START The records

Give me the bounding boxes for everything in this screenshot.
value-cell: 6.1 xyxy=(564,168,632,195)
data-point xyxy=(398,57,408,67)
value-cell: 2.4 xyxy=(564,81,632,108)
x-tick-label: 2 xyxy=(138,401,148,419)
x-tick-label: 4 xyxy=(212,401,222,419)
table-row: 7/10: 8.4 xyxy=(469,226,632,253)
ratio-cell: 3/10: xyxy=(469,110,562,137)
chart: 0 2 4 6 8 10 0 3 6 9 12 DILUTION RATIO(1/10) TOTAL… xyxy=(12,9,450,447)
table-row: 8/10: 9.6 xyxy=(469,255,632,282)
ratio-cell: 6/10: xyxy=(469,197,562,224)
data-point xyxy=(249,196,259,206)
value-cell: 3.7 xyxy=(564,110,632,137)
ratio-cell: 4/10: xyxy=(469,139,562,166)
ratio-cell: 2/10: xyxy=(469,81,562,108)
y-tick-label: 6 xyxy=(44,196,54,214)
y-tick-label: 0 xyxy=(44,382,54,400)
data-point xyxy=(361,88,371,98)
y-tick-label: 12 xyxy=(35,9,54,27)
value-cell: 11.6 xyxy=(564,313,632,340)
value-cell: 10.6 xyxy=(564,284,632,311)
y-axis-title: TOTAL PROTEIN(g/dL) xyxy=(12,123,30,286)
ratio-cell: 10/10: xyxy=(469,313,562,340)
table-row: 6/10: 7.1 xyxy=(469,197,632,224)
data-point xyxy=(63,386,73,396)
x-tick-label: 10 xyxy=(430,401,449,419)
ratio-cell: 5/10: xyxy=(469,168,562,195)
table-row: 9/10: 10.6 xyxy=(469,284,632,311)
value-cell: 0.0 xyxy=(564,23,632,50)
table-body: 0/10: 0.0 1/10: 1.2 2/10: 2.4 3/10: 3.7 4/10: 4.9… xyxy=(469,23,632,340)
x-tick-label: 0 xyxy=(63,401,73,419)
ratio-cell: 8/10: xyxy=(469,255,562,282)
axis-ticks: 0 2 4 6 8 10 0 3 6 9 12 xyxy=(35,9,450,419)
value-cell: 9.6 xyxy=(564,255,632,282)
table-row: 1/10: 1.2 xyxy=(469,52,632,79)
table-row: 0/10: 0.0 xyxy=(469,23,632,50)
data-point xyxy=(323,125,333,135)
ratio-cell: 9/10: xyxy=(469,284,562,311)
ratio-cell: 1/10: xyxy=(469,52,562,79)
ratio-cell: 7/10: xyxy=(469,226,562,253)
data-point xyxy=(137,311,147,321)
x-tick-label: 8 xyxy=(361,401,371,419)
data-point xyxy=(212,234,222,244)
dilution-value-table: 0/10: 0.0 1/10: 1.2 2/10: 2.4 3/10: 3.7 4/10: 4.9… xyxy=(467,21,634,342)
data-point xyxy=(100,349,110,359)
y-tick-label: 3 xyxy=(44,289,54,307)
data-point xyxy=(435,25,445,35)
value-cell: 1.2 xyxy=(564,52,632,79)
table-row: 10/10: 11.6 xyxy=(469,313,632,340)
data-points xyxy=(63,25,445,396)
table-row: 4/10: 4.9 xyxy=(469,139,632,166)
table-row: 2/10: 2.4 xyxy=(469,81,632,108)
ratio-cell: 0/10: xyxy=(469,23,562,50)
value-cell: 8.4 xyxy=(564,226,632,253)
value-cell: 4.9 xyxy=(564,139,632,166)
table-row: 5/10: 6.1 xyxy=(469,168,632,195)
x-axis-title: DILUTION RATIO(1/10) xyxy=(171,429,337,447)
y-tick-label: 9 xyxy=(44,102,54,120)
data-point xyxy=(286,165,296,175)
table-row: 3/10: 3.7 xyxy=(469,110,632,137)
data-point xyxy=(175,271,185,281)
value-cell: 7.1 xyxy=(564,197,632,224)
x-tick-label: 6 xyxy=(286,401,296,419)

END The records

If a line in the data above holds the string "title", copy it.

> [Result]
y-axis-title: TOTAL PROTEIN(g/dL) xyxy=(12,123,30,286)
x-axis-title: DILUTION RATIO(1/10) xyxy=(171,429,337,447)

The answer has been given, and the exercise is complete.